**WHAT THE TASK ASKS**: For the material that follows, list every line containing the word "caracteres".

**RECORDS TO PROCESS**:
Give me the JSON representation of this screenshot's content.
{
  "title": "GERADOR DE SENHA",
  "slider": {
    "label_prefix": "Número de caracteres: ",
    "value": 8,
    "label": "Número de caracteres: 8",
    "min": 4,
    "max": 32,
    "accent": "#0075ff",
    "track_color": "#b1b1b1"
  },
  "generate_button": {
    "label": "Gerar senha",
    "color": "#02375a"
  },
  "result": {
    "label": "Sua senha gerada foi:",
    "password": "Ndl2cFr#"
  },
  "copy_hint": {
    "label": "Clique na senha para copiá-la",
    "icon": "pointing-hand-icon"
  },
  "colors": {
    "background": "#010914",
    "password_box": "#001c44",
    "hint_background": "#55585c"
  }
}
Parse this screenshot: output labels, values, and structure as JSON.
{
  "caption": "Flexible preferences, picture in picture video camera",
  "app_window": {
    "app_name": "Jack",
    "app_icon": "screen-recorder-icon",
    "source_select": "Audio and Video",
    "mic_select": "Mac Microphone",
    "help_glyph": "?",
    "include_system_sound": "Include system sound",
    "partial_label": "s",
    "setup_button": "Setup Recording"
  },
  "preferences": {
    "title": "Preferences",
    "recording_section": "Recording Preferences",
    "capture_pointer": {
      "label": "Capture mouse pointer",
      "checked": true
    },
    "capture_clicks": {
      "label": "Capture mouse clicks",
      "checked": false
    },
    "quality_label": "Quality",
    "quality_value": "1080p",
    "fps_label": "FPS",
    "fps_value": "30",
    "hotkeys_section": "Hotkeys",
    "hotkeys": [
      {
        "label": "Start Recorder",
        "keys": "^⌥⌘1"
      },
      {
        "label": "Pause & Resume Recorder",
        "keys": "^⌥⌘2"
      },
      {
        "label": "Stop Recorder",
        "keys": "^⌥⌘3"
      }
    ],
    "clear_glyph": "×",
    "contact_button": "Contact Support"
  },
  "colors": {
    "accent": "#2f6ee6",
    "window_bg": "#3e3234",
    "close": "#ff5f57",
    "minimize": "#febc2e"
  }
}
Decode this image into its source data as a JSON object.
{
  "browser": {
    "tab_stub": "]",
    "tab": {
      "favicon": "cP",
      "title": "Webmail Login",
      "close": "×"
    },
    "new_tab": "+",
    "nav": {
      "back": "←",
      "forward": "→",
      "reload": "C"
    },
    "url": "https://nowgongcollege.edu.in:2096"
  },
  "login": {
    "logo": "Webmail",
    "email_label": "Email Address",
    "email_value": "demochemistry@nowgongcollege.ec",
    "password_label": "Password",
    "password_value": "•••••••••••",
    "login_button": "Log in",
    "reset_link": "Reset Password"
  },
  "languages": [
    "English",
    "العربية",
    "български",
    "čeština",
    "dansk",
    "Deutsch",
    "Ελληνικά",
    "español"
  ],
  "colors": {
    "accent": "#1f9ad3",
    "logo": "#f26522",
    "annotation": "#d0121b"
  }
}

**EXERCISE SOLUTION**:
    "label_prefix": "Número de caracteres: ",
    "label": "Número de caracteres: 8",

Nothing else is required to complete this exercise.